Given exercise: Copy each line of the data below with the word "this".

Source records:
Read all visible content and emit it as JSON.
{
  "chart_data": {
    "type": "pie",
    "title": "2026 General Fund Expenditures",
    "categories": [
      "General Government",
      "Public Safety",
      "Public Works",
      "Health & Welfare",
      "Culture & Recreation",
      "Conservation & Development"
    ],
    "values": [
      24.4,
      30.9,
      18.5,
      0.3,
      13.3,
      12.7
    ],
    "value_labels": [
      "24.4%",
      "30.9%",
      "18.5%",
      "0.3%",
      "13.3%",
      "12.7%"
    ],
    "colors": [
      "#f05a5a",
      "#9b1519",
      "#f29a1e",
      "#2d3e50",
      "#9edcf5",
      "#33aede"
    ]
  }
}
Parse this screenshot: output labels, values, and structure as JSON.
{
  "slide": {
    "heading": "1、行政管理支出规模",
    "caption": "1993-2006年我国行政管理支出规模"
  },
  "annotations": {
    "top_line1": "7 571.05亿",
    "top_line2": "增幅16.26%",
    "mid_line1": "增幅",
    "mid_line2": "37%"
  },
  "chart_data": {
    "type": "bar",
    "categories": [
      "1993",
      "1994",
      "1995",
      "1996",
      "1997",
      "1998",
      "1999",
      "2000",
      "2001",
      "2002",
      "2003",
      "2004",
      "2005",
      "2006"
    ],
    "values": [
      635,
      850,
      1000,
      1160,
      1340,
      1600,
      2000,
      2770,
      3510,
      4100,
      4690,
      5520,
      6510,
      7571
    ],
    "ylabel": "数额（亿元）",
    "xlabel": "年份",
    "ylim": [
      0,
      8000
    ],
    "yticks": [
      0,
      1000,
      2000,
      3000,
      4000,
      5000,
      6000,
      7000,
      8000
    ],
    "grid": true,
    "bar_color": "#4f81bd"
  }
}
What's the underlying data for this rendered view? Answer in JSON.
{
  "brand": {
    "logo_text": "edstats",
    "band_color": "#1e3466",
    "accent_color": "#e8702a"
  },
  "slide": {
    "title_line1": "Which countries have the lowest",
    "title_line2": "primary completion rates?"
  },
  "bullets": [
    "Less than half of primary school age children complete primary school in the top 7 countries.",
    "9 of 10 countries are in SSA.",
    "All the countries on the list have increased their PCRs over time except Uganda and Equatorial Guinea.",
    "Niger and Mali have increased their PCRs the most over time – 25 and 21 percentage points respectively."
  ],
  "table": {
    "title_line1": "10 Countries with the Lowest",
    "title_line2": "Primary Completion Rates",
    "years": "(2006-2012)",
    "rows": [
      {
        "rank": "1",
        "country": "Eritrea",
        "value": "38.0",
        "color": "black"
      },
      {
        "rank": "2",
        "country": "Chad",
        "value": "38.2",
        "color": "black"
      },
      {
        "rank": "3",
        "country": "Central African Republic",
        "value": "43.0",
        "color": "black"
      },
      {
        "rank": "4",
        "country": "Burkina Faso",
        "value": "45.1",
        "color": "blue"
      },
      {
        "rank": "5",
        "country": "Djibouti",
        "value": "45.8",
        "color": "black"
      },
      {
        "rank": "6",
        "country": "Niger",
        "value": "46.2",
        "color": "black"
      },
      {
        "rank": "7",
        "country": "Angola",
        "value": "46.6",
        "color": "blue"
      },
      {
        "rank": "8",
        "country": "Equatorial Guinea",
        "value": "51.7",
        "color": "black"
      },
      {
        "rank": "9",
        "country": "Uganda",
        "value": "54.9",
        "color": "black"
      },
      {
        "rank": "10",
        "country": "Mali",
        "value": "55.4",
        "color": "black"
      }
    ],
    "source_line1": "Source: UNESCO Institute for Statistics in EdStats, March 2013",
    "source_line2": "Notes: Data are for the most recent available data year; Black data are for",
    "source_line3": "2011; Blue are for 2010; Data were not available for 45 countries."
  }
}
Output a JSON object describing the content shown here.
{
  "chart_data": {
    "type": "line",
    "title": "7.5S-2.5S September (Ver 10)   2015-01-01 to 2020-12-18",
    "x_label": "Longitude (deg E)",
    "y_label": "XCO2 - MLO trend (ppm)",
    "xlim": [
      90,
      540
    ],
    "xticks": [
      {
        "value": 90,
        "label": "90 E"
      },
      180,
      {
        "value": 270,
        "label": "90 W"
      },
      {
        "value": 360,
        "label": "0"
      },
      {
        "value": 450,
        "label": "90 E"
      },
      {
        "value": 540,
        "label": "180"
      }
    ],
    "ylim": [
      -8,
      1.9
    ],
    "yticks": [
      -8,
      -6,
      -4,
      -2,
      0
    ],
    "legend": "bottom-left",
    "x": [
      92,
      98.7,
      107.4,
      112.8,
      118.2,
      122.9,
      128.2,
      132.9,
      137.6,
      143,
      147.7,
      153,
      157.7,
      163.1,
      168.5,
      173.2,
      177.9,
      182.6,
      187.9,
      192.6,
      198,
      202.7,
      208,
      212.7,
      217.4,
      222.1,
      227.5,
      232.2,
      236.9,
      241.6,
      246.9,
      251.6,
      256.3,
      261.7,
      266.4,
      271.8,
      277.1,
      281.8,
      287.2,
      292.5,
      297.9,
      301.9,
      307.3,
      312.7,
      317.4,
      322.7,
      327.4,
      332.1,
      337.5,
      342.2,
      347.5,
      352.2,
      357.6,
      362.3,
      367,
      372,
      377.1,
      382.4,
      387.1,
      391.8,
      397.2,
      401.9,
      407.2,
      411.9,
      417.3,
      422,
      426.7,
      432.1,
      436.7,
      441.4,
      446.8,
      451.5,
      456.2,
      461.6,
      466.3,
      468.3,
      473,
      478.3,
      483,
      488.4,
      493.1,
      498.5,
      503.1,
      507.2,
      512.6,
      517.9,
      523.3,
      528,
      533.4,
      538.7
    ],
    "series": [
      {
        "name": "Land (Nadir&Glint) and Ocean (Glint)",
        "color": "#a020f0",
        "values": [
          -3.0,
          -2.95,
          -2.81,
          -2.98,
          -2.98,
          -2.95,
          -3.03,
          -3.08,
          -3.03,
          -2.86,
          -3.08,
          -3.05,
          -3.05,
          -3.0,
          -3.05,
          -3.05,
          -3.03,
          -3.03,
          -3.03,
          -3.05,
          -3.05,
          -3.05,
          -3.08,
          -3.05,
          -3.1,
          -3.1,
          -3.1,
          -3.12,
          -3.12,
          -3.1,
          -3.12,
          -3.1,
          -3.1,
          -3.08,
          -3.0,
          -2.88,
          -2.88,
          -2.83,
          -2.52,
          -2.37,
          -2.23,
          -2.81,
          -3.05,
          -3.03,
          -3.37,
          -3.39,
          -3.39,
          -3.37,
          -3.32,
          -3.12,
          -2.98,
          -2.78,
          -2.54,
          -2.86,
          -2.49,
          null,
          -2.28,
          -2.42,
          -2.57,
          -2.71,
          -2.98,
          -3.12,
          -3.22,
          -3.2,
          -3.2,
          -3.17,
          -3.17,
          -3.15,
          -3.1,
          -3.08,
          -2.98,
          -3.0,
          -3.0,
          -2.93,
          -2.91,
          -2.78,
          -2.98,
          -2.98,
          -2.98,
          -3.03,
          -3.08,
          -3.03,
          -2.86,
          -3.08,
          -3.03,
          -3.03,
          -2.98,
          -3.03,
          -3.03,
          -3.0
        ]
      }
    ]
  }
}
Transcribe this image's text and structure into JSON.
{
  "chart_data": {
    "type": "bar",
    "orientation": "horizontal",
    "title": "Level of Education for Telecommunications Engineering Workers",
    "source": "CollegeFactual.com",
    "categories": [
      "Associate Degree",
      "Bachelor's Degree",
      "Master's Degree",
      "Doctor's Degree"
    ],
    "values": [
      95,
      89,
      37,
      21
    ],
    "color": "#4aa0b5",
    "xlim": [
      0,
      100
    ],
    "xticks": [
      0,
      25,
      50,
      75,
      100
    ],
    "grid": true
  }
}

Written reply:
Parse this screenshot: output labels, values, and structure as JSON.
What's the underlying data for this rendered view? Answer in JSON.
Transcribe this image's text and structure into JSON.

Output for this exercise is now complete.